* TASK BRIEF *
Find the lines holding the word "repositories" and collect them.

* DATA EXTRACT *
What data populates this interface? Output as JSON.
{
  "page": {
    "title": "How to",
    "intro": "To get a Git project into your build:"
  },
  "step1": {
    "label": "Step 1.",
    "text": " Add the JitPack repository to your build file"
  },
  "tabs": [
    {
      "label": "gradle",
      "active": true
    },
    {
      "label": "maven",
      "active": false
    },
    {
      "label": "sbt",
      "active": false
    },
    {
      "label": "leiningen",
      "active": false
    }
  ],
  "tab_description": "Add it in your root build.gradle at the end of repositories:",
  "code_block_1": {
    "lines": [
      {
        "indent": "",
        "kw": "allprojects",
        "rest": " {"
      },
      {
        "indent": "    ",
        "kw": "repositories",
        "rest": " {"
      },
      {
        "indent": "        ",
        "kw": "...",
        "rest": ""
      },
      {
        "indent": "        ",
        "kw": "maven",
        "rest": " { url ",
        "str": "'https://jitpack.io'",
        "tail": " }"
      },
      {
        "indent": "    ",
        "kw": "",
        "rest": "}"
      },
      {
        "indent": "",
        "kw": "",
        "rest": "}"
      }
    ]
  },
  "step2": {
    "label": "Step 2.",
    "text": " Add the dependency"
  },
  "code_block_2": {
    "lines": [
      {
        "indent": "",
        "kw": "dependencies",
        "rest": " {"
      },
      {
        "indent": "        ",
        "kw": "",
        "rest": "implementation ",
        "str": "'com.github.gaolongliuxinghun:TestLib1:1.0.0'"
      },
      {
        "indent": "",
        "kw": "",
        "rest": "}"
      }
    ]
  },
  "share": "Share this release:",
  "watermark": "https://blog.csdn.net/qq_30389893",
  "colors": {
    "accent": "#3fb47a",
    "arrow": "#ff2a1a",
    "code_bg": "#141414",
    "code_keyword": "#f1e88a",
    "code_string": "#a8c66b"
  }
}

* RESULT BELOW *
  "tab_description": "Add it in your root build.gradle at the end of repositories:",
        "kw": "repositories",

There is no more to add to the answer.